--- Dataset records ---
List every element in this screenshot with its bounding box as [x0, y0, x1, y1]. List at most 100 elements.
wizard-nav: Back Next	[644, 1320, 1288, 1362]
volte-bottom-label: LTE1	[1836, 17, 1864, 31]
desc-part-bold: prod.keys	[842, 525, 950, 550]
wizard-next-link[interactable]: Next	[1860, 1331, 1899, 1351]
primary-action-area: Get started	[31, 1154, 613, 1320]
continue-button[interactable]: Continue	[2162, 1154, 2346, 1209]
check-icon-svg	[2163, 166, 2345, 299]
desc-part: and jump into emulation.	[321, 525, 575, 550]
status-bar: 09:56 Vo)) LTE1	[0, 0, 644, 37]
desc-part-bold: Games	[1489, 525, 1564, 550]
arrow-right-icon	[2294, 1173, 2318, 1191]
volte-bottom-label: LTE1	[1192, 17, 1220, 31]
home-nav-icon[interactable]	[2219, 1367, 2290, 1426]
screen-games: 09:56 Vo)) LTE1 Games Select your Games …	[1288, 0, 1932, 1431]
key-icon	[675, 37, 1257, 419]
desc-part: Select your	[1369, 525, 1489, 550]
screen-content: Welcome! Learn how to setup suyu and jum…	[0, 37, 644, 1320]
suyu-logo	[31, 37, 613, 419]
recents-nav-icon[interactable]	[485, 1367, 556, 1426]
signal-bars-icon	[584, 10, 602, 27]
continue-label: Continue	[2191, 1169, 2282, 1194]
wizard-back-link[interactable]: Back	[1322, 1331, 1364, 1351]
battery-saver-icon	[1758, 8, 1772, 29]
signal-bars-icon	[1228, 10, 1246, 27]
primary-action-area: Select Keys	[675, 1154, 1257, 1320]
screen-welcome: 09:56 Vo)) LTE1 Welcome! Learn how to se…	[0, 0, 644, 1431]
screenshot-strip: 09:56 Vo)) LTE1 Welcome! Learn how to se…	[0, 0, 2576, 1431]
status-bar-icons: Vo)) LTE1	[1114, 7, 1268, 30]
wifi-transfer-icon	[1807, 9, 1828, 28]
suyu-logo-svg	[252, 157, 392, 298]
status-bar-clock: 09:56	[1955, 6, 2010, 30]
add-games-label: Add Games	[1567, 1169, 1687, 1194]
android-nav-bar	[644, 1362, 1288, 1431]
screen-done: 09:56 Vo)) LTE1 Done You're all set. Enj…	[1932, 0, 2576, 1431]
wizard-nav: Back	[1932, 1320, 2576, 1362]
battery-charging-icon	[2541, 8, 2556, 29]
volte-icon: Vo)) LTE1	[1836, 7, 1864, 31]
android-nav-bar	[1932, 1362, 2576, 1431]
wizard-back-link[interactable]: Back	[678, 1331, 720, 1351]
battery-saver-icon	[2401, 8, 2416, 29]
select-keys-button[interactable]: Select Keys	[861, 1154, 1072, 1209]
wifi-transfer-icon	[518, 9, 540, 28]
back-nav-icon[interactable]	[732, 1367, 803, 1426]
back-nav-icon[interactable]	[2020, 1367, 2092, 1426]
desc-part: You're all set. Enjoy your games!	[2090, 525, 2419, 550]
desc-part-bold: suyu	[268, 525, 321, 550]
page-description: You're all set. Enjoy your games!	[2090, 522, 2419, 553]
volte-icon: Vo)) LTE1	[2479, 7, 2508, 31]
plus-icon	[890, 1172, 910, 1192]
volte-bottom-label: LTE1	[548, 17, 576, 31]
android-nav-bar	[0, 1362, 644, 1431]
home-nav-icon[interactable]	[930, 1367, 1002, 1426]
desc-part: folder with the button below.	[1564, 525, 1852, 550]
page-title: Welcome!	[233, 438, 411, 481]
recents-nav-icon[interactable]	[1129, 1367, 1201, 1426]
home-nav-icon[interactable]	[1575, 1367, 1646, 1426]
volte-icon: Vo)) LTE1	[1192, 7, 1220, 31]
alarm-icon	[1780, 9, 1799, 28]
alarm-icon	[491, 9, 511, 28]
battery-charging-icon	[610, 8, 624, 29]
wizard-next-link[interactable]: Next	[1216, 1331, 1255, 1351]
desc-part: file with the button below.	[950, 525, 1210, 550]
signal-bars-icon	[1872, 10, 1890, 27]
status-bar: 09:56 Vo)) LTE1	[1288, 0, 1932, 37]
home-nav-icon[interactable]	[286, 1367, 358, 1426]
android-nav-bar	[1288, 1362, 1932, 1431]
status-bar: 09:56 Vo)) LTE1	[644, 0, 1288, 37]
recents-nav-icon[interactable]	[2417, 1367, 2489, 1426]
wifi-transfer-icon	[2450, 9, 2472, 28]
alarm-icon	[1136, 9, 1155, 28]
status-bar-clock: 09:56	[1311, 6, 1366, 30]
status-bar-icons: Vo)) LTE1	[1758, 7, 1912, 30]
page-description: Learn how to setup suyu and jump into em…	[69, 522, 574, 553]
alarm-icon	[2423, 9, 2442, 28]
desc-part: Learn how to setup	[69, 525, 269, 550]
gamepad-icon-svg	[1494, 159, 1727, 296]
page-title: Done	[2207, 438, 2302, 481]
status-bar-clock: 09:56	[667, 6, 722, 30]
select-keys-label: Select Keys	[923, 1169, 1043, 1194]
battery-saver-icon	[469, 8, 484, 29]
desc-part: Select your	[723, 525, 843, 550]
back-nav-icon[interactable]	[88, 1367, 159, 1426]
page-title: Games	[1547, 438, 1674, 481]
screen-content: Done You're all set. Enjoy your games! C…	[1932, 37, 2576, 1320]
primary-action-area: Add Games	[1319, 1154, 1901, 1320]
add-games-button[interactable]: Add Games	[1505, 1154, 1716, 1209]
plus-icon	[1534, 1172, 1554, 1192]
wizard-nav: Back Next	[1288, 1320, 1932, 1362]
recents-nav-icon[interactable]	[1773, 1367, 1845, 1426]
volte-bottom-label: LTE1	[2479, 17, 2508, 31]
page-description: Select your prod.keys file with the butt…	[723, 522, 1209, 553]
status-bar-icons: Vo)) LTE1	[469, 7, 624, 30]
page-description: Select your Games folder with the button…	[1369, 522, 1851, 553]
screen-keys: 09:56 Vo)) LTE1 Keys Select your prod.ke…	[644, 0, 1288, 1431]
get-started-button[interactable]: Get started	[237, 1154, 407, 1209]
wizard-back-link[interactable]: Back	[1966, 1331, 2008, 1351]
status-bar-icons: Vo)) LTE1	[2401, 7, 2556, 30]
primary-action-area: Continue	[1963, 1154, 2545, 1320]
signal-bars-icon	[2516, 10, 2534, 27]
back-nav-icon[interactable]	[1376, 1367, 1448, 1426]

--- Problem requirements ---
Can you reproduce all of the entries above verbatim, line for line?

--- Output of the exercise ---
List every element in this screenshot with its bounding box as [x0, y0, x1, y1]. List at most 100 elements.
wizard-nav: Back Next	[644, 1320, 1288, 1362]
volte-bottom-label: LTE1	[1836, 17, 1864, 31]
desc-part-bold: prod.keys	[842, 525, 950, 550]
wizard-next-link[interactable]: Next	[1860, 1331, 1899, 1351]
primary-action-area: Get started	[31, 1154, 613, 1320]
continue-button[interactable]: Continue	[2162, 1154, 2346, 1209]
check-icon-svg	[2163, 166, 2345, 299]
desc-part: and jump into emulation.	[321, 525, 575, 550]
status-bar: 09:56 Vo)) LTE1	[0, 0, 644, 37]
desc-part-bold: Games	[1489, 525, 1564, 550]
arrow-right-icon	[2294, 1173, 2318, 1191]
volte-bottom-label: LTE1	[1192, 17, 1220, 31]
home-nav-icon[interactable]	[2219, 1367, 2290, 1426]
screen-games: 09:56 Vo)) LTE1 Games Select your Games …	[1288, 0, 1932, 1431]
key-icon	[675, 37, 1257, 419]
desc-part: Select your	[1369, 525, 1489, 550]
screen-content: Welcome! Learn how to setup suyu and jum…	[0, 37, 644, 1320]
suyu-logo	[31, 37, 613, 419]
recents-nav-icon[interactable]	[485, 1367, 556, 1426]
signal-bars-icon	[584, 10, 602, 27]
continue-label: Continue	[2191, 1169, 2282, 1194]
wizard-back-link[interactable]: Back	[1322, 1331, 1364, 1351]
battery-saver-icon	[1758, 8, 1772, 29]
signal-bars-icon	[1228, 10, 1246, 27]
primary-action-area: Select Keys	[675, 1154, 1257, 1320]
screen-welcome: 09:56 Vo)) LTE1 Welcome! Learn how to se…	[0, 0, 644, 1431]
screenshot-strip: 09:56 Vo)) LTE1 Welcome! Learn how to se…	[0, 0, 2576, 1431]
status-bar-icons: Vo)) LTE1	[1114, 7, 1268, 30]
wifi-transfer-icon	[1807, 9, 1828, 28]
suyu-logo-svg	[252, 157, 392, 298]
status-bar-clock: 09:56	[1955, 6, 2010, 30]
add-games-label: Add Games	[1567, 1169, 1687, 1194]
android-nav-bar	[644, 1362, 1288, 1431]
screen-done: 09:56 Vo)) LTE1 Done You're all set. Enj…	[1932, 0, 2576, 1431]
wizard-nav: Back	[1932, 1320, 2576, 1362]
battery-charging-icon	[2541, 8, 2556, 29]
volte-icon: Vo)) LTE1	[1836, 7, 1864, 31]
android-nav-bar	[1932, 1362, 2576, 1431]
wizard-back-link[interactable]: Back	[678, 1331, 720, 1351]
battery-saver-icon	[2401, 8, 2416, 29]
select-keys-button[interactable]: Select Keys	[861, 1154, 1072, 1209]
wifi-transfer-icon	[518, 9, 540, 28]
back-nav-icon[interactable]	[732, 1367, 803, 1426]
back-nav-icon[interactable]	[2020, 1367, 2092, 1426]
desc-part: You're all set. Enjoy your games!	[2090, 525, 2419, 550]
desc-part-bold: suyu	[268, 525, 321, 550]
page-description: You're all set. Enjoy your games!	[2090, 522, 2419, 553]
volte-icon: Vo)) LTE1	[2479, 7, 2508, 31]
plus-icon	[890, 1172, 910, 1192]
volte-bottom-label: LTE1	[548, 17, 576, 31]
android-nav-bar	[0, 1362, 644, 1431]
home-nav-icon[interactable]	[930, 1367, 1002, 1426]
desc-part: folder with the button below.	[1564, 525, 1852, 550]
page-title: Welcome!	[233, 438, 411, 481]
recents-nav-icon[interactable]	[1129, 1367, 1201, 1426]
home-nav-icon[interactable]	[1575, 1367, 1646, 1426]
volte-icon: Vo)) LTE1	[1192, 7, 1220, 31]
alarm-icon	[1780, 9, 1799, 28]
alarm-icon	[491, 9, 511, 28]
battery-charging-icon	[610, 8, 624, 29]
wizard-next-link[interactable]: Next	[1216, 1331, 1255, 1351]
desc-part: file with the button below.	[950, 525, 1210, 550]
signal-bars-icon	[1872, 10, 1890, 27]
status-bar: 09:56 Vo)) LTE1	[1288, 0, 1932, 37]
home-nav-icon[interactable]	[286, 1367, 358, 1426]
android-nav-bar	[1288, 1362, 1932, 1431]
status-bar: 09:56 Vo)) LTE1	[644, 0, 1288, 37]
recents-nav-icon[interactable]	[2417, 1367, 2489, 1426]
wifi-transfer-icon	[2450, 9, 2472, 28]
alarm-icon	[1136, 9, 1155, 28]
status-bar-clock: 09:56	[1311, 6, 1366, 30]
status-bar-icons: Vo)) LTE1	[1758, 7, 1912, 30]
page-description: Learn how to setup suyu and jump into em…	[69, 522, 574, 553]
alarm-icon	[2423, 9, 2442, 28]
desc-part: Learn how to setup	[69, 525, 269, 550]
gamepad-icon-svg	[1494, 159, 1727, 296]
page-title: Done	[2207, 438, 2302, 481]
status-bar-clock: 09:56	[667, 6, 722, 30]
select-keys-label: Select Keys	[923, 1169, 1043, 1194]
battery-saver-icon	[469, 8, 484, 29]
desc-part: Select your	[723, 525, 843, 550]
back-nav-icon[interactable]	[88, 1367, 159, 1426]
page-title: Games	[1547, 438, 1674, 481]
screen-content: Done You're all set. Enjoy your games! C…	[1932, 37, 2576, 1320]
primary-action-area: Add Games	[1319, 1154, 1901, 1320]
add-games-button[interactable]: Add Games	[1505, 1154, 1716, 1209]
plus-icon	[1534, 1172, 1554, 1192]
wizard-nav: Back Next	[1288, 1320, 1932, 1362]
recents-nav-icon[interactable]	[1773, 1367, 1845, 1426]
volte-bottom-label: LTE1	[2479, 17, 2508, 31]
page-description: Select your prod.keys file with the butt…	[723, 522, 1209, 553]
status-bar-icons: Vo)) LTE1	[469, 7, 624, 30]
page-description: Select your Games folder with the button…	[1369, 522, 1851, 553]
screen-keys: 09:56 Vo)) LTE1 Keys Select your prod.ke…	[644, 0, 1288, 1431]
get-started-button[interactable]: Get started	[237, 1154, 407, 1209]
wizard-back-link[interactable]: Back	[1966, 1331, 2008, 1351]
status-bar-icons: Vo)) LTE1	[2401, 7, 2556, 30]
primary-action-area: Continue	[1963, 1154, 2545, 1320]
signal-bars-icon	[2516, 10, 2534, 27]
back-nav-icon[interactable]	[1376, 1367, 1448, 1426]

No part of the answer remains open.